* **What is asked**:
Reproduce the listing below without any change.

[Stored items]
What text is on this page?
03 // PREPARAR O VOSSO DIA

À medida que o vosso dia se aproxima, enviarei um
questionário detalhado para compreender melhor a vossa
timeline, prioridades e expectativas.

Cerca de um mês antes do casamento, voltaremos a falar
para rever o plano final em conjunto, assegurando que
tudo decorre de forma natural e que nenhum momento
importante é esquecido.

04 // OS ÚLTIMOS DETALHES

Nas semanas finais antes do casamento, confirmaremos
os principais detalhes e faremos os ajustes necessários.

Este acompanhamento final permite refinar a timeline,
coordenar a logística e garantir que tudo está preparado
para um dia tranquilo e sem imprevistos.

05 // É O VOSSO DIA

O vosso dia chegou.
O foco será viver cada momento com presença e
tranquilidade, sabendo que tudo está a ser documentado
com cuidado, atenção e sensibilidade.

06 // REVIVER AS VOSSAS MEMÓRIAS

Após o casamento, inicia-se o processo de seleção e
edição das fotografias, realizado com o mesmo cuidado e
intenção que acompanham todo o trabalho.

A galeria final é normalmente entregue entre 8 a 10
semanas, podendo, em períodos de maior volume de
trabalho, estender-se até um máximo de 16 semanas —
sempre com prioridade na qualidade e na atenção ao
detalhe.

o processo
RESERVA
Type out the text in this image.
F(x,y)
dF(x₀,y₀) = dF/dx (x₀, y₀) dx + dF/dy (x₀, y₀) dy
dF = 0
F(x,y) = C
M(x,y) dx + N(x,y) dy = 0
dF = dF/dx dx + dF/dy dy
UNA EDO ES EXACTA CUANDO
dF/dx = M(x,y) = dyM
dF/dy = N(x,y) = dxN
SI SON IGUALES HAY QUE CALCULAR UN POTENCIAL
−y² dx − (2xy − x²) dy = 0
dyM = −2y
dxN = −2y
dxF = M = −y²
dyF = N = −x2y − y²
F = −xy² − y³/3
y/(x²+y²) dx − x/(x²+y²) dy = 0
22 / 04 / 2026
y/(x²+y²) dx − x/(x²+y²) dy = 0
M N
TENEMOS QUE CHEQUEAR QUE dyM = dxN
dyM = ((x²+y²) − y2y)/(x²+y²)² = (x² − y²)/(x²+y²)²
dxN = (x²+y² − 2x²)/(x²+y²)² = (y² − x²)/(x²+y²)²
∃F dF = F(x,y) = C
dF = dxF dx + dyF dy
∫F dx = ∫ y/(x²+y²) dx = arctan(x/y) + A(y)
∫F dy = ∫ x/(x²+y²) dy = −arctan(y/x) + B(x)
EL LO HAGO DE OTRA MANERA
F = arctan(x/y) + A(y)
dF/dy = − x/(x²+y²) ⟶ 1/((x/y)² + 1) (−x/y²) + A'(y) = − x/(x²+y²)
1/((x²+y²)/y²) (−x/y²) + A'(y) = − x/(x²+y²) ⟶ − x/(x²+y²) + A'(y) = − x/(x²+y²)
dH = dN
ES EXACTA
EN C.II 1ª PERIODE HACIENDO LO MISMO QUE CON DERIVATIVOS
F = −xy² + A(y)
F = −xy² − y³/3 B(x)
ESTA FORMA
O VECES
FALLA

* **Solved problem**:
What text is on this page?
03 // PREPARAR O VOSSO DIA

À medida que o vosso dia se aproxima, enviarei um
questionário detalhado para compreender melhor a vossa
timeline, prioridades e expectativas.

Cerca de um mês antes do casamento, voltaremos a falar
para rever o plano final em conjunto, assegurando que
tudo decorre de forma natural e que nenhum momento
importante é esquecido.

04 // OS ÚLTIMOS DETALHES

Nas semanas finais antes do casamento, confirmaremos
os principais detalhes e faremos os ajustes necessários.

Este acompanhamento final permite refinar a timeline,
coordenar a logística e garantir que tudo está preparado
para um dia tranquilo e sem imprevistos.

05 // É O VOSSO DIA

O vosso dia chegou.
O foco será viver cada momento com presença e
tranquilidade, sabendo que tudo está a ser documentado
com cuidado, atenção e sensibilidade.

06 // REVIVER AS VOSSAS MEMÓRIAS

Após o casamento, inicia-se o processo de seleção e
edição das fotografias, realizado com o mesmo cuidado e
intenção que acompanham todo o trabalho.

A galeria final é normalmente entregue entre 8 a 10
semanas, podendo, em períodos de maior volume de
trabalho, estender-se até um máximo de 16 semanas —
sempre com prioridade na qualidade e na atenção ao
detalhe.

o processo
RESERVA
Type out the text in this image.
F(x,y)
dF(x₀,y₀) = dF/dx (x₀, y₀) dx + dF/dy (x₀, y₀) dy
dF = 0
F(x,y) = C
M(x,y) dx + N(x,y) dy = 0
dF = dF/dx dx + dF/dy dy
UNA EDO ES EXACTA CUANDO
dF/dx = M(x,y) = dyM
dF/dy = N(x,y) = dxN
SI SON IGUALES HAY QUE CALCULAR UN POTENCIAL
−y² dx − (2xy − x²) dy = 0
dyM = −2y
dxN = −2y
dxF = M = −y²
dyF = N = −x2y − y²
F = −xy² − y³/3
y/(x²+y²) dx − x/(x²+y²) dy = 0
22 / 04 / 2026
y/(x²+y²) dx − x/(x²+y²) dy = 0
M N
TENEMOS QUE CHEQUEAR QUE dyM = dxN
dyM = ((x²+y²) − y2y)/(x²+y²)² = (x² − y²)/(x²+y²)²
dxN = (x²+y² − 2x²)/(x²+y²)² = (y² − x²)/(x²+y²)²
∃F dF = F(x,y) = C
dF = dxF dx + dyF dy
∫F dx = ∫ y/(x²+y²) dx = arctan(x/y) + A(y)
∫F dy = ∫ x/(x²+y²) dy = −arctan(y/x) + B(x)
EL LO HAGO DE OTRA MANERA
F = arctan(x/y) + A(y)
dF/dy = − x/(x²+y²) ⟶ 1/((x/y)² + 1) (−x/y²) + A'(y) = − x/(x²+y²)
1/((x²+y²)/y²) (−x/y²) + A'(y) = − x/(x²+y²) ⟶ − x/(x²+y²) + A'(y) = − x/(x²+y²)
dH = dN
ES EXACTA
EN C.II 1ª PERIODE HACIENDO LO MISMO QUE CON DERIVATIVOS
F = −xy² + A(y)
F = −xy² − y³/3 B(x)
ESTA FORMA
O VECES
FALLA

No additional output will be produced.